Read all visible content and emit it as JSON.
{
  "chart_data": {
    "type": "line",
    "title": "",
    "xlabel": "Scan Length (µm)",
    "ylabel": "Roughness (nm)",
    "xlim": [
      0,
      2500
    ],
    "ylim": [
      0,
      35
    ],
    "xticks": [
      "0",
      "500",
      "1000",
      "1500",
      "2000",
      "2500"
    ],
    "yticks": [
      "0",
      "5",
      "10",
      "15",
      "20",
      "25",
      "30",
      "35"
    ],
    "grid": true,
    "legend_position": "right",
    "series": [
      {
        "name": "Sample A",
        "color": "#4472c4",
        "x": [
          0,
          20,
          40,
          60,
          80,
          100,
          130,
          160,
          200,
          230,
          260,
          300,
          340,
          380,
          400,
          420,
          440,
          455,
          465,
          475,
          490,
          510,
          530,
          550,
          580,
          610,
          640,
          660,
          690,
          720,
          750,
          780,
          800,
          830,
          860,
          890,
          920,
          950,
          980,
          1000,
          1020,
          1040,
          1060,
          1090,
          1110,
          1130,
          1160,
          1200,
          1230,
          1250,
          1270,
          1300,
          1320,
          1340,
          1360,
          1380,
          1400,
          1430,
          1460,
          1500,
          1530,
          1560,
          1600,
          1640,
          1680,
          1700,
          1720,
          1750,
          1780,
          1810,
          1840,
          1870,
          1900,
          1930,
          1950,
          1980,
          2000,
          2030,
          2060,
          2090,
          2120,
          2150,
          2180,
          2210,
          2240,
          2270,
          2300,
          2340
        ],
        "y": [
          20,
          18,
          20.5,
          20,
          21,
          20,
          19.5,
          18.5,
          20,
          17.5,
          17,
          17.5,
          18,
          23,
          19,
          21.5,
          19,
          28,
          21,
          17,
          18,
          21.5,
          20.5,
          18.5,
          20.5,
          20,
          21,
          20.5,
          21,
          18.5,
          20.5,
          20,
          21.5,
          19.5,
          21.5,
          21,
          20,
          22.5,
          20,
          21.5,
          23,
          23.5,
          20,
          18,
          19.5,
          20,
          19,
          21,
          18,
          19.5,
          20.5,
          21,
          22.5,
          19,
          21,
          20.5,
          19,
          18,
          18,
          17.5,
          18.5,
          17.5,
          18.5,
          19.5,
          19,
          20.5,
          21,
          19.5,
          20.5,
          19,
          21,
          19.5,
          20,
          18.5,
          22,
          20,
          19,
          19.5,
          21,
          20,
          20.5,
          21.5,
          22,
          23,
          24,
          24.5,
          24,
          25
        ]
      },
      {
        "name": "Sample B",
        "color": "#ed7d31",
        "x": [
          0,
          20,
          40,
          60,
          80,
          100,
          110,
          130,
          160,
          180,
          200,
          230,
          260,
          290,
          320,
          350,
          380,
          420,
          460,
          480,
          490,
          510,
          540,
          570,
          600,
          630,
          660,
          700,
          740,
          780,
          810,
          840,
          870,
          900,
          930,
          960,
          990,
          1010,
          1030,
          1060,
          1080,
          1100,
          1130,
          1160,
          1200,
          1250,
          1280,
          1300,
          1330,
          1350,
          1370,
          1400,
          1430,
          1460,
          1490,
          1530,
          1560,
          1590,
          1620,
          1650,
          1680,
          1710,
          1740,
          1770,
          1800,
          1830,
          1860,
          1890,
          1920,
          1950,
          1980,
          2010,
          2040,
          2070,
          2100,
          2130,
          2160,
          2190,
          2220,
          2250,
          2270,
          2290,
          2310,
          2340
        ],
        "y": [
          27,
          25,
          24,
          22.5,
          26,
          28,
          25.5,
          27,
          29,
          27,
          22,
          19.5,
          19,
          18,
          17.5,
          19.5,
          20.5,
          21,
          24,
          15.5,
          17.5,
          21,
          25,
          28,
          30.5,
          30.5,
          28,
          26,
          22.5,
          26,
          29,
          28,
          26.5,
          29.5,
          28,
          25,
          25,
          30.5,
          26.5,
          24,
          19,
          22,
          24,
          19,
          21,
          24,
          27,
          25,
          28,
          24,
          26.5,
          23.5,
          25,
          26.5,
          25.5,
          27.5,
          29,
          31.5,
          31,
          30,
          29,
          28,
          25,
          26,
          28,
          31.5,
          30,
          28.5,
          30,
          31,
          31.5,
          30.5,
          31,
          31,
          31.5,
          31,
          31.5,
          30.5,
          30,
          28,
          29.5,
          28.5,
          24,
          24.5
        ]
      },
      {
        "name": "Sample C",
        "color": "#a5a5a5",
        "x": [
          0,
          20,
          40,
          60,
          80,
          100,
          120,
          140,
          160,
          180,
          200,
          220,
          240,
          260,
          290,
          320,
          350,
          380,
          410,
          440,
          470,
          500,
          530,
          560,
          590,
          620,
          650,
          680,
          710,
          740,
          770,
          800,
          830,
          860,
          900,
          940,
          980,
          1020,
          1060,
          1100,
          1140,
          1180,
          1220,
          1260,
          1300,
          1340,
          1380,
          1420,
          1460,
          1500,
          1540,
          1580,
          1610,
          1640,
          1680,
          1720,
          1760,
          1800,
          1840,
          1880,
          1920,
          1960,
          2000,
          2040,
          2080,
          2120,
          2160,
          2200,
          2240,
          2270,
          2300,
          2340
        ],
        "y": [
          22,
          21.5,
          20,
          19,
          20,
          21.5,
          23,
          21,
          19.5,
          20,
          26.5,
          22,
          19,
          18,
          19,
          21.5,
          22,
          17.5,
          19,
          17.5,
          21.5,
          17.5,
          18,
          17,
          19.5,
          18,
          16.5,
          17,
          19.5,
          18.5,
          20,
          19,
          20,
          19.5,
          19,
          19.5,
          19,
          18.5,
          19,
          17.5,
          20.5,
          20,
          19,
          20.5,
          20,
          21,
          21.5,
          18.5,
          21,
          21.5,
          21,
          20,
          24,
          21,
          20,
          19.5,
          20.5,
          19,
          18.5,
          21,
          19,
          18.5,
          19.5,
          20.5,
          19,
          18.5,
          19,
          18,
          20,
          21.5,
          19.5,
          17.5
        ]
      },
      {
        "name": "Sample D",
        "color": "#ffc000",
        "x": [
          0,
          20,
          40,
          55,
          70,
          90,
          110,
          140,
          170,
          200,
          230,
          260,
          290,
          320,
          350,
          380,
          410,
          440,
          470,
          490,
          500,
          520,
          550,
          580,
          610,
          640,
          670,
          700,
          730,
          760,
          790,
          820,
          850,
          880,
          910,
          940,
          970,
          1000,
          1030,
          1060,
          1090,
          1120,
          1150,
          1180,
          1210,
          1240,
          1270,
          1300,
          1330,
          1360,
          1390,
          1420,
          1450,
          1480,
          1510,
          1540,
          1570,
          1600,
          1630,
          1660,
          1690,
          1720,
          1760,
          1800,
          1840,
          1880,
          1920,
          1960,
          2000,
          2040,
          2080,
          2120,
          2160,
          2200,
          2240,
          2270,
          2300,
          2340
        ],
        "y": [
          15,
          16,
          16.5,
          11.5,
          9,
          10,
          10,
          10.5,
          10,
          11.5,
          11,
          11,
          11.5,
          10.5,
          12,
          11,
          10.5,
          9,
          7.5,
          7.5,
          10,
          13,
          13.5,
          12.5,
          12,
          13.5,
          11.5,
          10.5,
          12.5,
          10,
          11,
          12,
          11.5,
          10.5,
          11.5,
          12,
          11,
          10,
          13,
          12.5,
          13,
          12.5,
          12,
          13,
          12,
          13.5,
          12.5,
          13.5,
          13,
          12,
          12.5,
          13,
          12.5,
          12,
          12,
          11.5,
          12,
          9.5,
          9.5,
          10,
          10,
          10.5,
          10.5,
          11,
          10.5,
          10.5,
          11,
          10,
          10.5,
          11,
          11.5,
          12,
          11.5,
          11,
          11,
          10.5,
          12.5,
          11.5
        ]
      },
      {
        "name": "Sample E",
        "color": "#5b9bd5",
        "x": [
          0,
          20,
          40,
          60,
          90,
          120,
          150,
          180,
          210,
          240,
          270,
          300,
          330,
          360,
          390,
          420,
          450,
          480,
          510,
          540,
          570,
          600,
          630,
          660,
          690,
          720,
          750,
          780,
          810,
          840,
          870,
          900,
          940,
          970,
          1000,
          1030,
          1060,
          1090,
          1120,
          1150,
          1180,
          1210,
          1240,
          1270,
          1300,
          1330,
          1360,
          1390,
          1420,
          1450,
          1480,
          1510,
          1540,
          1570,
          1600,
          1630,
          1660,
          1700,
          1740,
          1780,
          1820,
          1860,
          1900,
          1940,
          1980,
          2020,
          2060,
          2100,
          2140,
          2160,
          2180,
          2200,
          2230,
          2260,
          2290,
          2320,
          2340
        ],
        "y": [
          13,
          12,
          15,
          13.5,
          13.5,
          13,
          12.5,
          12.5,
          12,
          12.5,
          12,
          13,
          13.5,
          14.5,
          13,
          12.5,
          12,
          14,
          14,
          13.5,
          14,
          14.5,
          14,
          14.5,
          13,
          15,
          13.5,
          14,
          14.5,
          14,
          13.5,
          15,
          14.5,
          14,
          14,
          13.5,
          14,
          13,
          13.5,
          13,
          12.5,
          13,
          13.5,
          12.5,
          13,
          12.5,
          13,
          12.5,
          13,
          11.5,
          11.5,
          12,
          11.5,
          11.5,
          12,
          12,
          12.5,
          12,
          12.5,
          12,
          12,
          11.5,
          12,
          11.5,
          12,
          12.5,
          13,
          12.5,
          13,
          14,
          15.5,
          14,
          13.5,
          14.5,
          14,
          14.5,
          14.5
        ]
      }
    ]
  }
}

= = = =

▸ TASK INSTRUCTIONS
Write out every line of the preceding listing that contains "name".

▸ REPLY TO THE TASK
        "name": "Sample A",
        "name": "Sample B",
        "name": "Sample C",
        "name": "Sample D",
        "name": "Sample E",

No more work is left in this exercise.